▶ _TEXT PROVIDED_
........
In production, shared prefixes are everywhere. A well-tuned system with CoW can save 30-50% of memory compared to naive PagedAttention, and 95%+ compared to pre-allocated caches.

The vLLM Architecture: Putting It All Together

vLLM combines continuous batching, PagedAttention, and copy-on-write into a cohesive serving system.

Here’s the high-level architecture:

from dataclasses import dataclass
from typing import List, Dict, Optional
import torch
import time

@dataclass
class SequenceGroup:
    “”“A group of sequences sharing a prompt (for sampling/beam search)”“”
    request_id: int
    prompt_tokens: List[int]
    sampling_params: Dict  # temperature, top_p, etc
    sequences: List[’Sequence’]  # Multiple beams/samples
    arrived_time: float

@dataclass  
class Sequence:
    “”“A single generation sequence”“”
    sequence_id: int
    tokens: List[int]
    cumulative_logprob: float = 0.0
    finished: bool = False

class Scheduler:
    “”“
    Decides which requests to run in each iteration.
    Implements continuous batching + preemption.
    “”“
    
    def __init__(self, max_num_seqs: int, block_manager):
        self.max_num_seqs = max_num_seqs
        self.block_manager = block_manager
        
        self.waiting: List[SequenceGroup] = []
        self.running: List[SequenceGroup] = []
        self.swapped: List[SequenceGroup] = []  # Preempted sequences
    
    def add_request(self, seq_group: SequenceGroup):
        “”“Add new request to waiting queue”“”
........
▶ _DATA SEGMENT_
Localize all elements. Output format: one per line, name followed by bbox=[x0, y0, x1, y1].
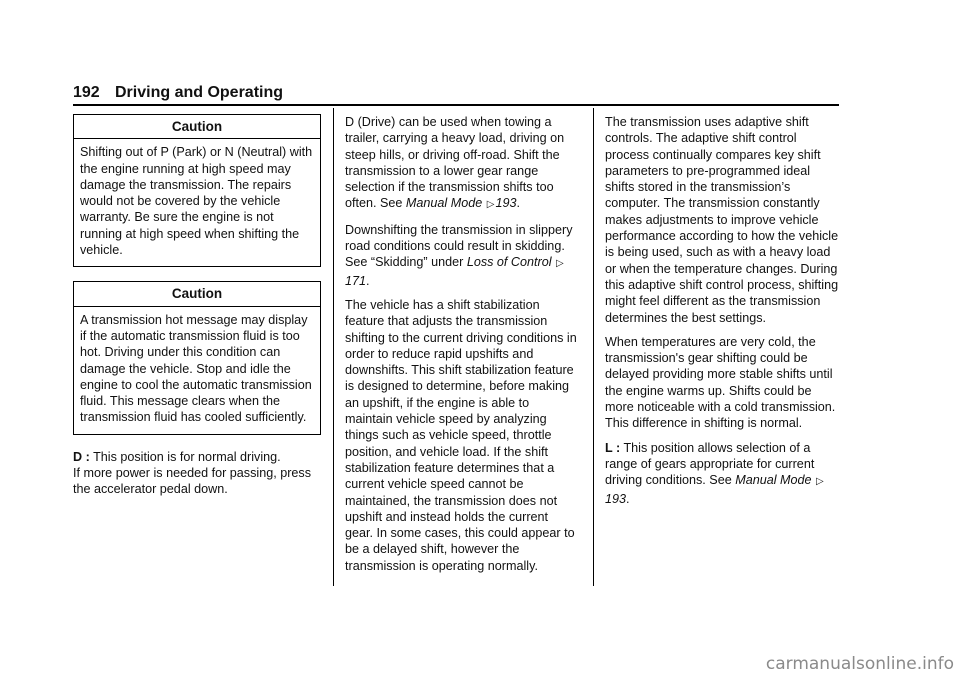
........
In the vLLM architecture text, do these statements agree with it? Answer yes or no for each and quote the words that decide it. (a) Compared with naive PagedAttention, a well-tuned system with CoW can save 30-50% of memory. (b) A Sequence starts with finished set to True. (c) The Scheduler holds preempted sequences in its waiting list.

(a) Yes: "A well-tuned system with CoW can save 30-50% of memory compared to naive PagedAttention"
(b) No: "finished: bool = False"
(c) No: "self.swapped: List[SequenceGroup] = []  # Preempted sequences"